AIM:
Copy each line exactly. Leave nothing out.

THE RECORDS:

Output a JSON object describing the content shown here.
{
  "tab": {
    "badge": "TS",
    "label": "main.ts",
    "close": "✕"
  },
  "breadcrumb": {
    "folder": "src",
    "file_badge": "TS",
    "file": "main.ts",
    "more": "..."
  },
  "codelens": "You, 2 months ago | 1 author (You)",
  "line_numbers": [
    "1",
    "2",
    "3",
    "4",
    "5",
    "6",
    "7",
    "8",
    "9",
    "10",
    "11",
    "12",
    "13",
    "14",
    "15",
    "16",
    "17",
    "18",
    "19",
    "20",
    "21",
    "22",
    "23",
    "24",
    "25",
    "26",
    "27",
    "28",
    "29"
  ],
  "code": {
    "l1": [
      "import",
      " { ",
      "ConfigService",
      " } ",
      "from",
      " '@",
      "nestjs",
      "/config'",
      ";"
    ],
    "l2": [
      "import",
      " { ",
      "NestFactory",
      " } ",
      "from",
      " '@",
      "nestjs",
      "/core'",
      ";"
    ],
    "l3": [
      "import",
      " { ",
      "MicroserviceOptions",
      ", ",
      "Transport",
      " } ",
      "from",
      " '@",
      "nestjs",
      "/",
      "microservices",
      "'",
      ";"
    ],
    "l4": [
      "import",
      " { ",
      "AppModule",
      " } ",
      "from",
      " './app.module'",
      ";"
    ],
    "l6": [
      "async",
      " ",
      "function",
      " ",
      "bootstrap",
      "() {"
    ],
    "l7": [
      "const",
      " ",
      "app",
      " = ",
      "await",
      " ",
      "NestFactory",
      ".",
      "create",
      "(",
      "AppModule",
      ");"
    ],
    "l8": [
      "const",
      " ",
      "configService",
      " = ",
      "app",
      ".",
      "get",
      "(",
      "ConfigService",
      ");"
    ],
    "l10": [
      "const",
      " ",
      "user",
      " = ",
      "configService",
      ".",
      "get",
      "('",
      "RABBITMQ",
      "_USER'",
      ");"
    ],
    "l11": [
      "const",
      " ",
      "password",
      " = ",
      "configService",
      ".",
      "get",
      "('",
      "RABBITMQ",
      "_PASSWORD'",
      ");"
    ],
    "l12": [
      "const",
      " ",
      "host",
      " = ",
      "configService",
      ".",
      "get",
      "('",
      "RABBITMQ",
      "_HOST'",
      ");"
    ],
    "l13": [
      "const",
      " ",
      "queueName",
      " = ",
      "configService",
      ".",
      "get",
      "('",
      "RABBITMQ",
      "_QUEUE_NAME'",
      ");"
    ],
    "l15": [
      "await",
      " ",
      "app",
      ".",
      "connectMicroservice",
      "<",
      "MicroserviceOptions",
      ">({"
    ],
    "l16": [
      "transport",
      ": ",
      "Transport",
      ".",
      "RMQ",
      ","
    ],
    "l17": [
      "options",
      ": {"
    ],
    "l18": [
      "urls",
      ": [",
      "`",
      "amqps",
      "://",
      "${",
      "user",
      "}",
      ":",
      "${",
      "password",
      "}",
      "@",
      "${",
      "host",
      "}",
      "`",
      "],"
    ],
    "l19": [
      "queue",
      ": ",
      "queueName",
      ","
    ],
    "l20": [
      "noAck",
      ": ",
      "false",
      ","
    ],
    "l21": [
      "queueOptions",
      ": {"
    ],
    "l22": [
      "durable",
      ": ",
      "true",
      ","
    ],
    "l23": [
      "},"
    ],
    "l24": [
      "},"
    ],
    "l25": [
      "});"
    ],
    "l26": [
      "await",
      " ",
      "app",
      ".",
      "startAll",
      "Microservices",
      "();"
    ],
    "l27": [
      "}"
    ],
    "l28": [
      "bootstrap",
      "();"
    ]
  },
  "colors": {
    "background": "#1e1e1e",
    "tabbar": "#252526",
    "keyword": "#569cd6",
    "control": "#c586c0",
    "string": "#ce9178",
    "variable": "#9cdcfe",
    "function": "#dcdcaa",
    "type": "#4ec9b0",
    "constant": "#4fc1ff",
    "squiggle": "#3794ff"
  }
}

EXERCISE RESULT:
Output a JSON object describing the content shown here.
{
  "tab": {
    "badge": "TS",
    "label": "main.ts",
    "close": "✕"
  },
  "breadcrumb": {
    "folder": "src",
    "file_badge": "TS",
    "file": "main.ts",
    "more": "..."
  },
  "codelens": "You, 2 months ago | 1 author (You)",
  "line_numbers": [
    "1",
    "2",
    "3",
    "4",
    "5",
    "6",
    "7",
    "8",
    "9",
    "10",
    "11",
    "12",
    "13",
    "14",
    "15",
    "16",
    "17",
    "18",
    "19",
    "20",
    "21",
    "22",
    "23",
    "24",
    "25",
    "26",
    "27",
    "28",
    "29"
  ],
  "code": {
    "l1": [
      "import",
      " { ",
      "ConfigService",
      " } ",
      "from",
      " '@",
      "nestjs",
      "/config'",
      ";"
    ],
    "l2": [
      "import",
      " { ",
      "NestFactory",
      " } ",
      "from",
      " '@",
      "nestjs",
      "/core'",
      ";"
    ],
    "l3": [
      "import",
      " { ",
      "MicroserviceOptions",
      ", ",
      "Transport",
      " } ",
      "from",
      " '@",
      "nestjs",
      "/",
      "microservices",
      "'",
      ";"
    ],
    "l4": [
      "import",
      " { ",
      "AppModule",
      " } ",
      "from",
      " './app.module'",
      ";"
    ],
    "l6": [
      "async",
      " ",
      "function",
      " ",
      "bootstrap",
      "() {"
    ],
    "l7": [
      "const",
      " ",
      "app",
      " = ",
      "await",
      " ",
      "NestFactory",
      ".",
      "create",
      "(",
      "AppModule",
      ");"
    ],
    "l8": [
      "const",
      " ",
      "configService",
      " = ",
      "app",
      ".",
      "get",
      "(",
      "ConfigService",
      ");"
    ],
    "l10": [
      "const",
      " ",
      "user",
      " = ",
      "configService",
      ".",
      "get",
      "('",
      "RABBITMQ",
      "_USER'",
      ");"
    ],
    "l11": [
      "const",
      " ",
      "password",
      " = ",
      "configService",
      ".",
      "get",
      "('",
      "RABBITMQ",
      "_PASSWORD'",
      ");"
    ],
    "l12": [
      "const",
      " ",
      "host",
      " = ",
      "configService",
      ".",
      "get",
      "('",
      "RABBITMQ",
      "_HOST'",
      ");"
    ],
    "l13": [
      "const",
      " ",
      "queueName",
      " = ",
      "configService",
      ".",
      "get",
      "('",
      "RABBITMQ",
      "_QUEUE_NAME'",
      ");"
    ],
    "l15": [
      "await",
      " ",
      "app",
      ".",
      "connectMicroservice",
      "<",
      "MicroserviceOptions",
      ">({"
    ],
    "l16": [
      "transport",
      ": ",
      "Transport",
      ".",
      "RMQ",
      ","
    ],
    "l17": [
      "options",
      ": {"
    ],
    "l18": [
      "urls",
      ": [",
      "`",
      "amqps",
      "://",
      "${",
      "user",
      "}",
      ":",
      "${",
      "password",
      "}",
      "@",
      "${",
      "host",
      "}",
      "`",
      "],"
    ],
    "l19": [
      "queue",
      ": ",
      "queueName",
      ","
    ],
    "l20": [
      "noAck",
      ": ",
      "false",
      ","
    ],
    "l21": [
      "queueOptions",
      ": {"
    ],
    "l22": [
      "durable",
      ": ",
      "true",
      ","
    ],
    "l23": [
      "},"
    ],
    "l24": [
      "},"
    ],
    "l25": [
      "});"
    ],
    "l26": [
      "await",
      " ",
      "app",
      ".",
      "startAll",
      "Microservices",
      "();"
    ],
    "l27": [
      "}"
    ],
    "l28": [
      "bootstrap",
      "();"
    ]
  },
  "colors": {
    "background": "#1e1e1e",
    "tabbar": "#252526",
    "keyword": "#569cd6",
    "control": "#c586c0",
    "string": "#ce9178",
    "variable": "#9cdcfe",
    "function": "#dcdcaa",
    "type": "#4ec9b0",
    "constant": "#4fc1ff",
    "squiggle": "#3794ff"
  }
}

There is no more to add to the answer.